Given passage:
>> Begin

The founder of the Latter-day Church, Joseph Smith Jr. (1805–1844), was born in Vermont to a poor farming and shop-keeping family that migrated to Palmyra in central New York. In 1820, Smith began to have religious experiences similar to those described in conversion narratives: “[A] pillar of light above the brightness of the sun at noonday came down from above and rested upon me and I was filled with the spirit of God.” Smith came to believe that God had singled him out to receive a special revelation of divine truth. In 1830, he published The Book of Mormon, which he claimed to have translated from ancient hieroglyphics on gold plates shown to him by an angel named Moroni. The Book of Mormon told the story of an ancient Jewish civilization from the Middle East that had migrated to the Western Hemisphere and of the visit of Jesus Christ, soon after his Resurrection, to those descendants of Israel. Smith’s account explained the presence of native peoples in the Americas and integrated them into the Judeo-Christian tradition.

>> End

Actions to take:
a – In the passage on Joseph Smith, what year did he publish The Book of Mormon?
b – Using the passage on Joseph Smith, explain how his account brought the native peoples of the Americas into the Judeo-Christian tradition.
c – Extend the passage on Joseph Smith from its last sentence.
The data that follows is separate material.

Given data:

>> Begin

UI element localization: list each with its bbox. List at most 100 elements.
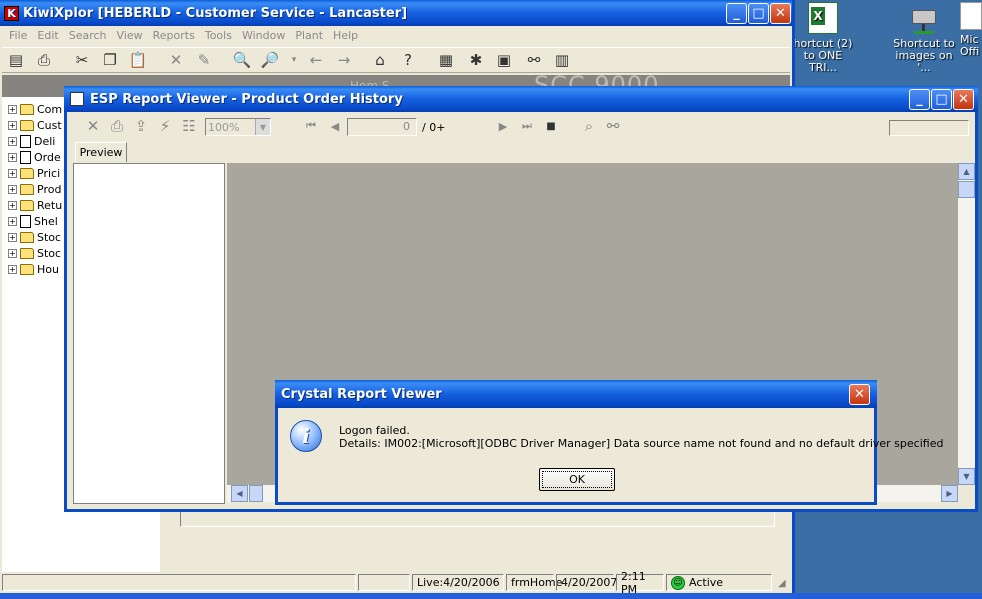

>> End

Task responses:
a – 1830

b – The Book of Mormon told of an ancient Jewish civilization from the Middle East that migrated to the Western Hemisphere and was visited by Jesus Christ soon after his Resurrection. This made native peoples in the Americas descendants of Israel, which explained their presence there and tied them to the Judeo-Christian tradition.

c –
Smith proceeded to organize the Church of Jesus Christ of Latter-day Saints. Seeing himself as a prophet in a sinful, excessively individualistic society, Smith revived traditional social doctrines, including patriarchal authority. Like many Protestant ministers, he encouraged practices that led to individual success in the age of capitalist markets and factories: frugality, hard work, and enterprise. Smith also stressed communal discipline to safeguard the Mormon “New Jerusalem.” His goal was a church-directed society that would restore primitive Christianity and encourage moral perfection.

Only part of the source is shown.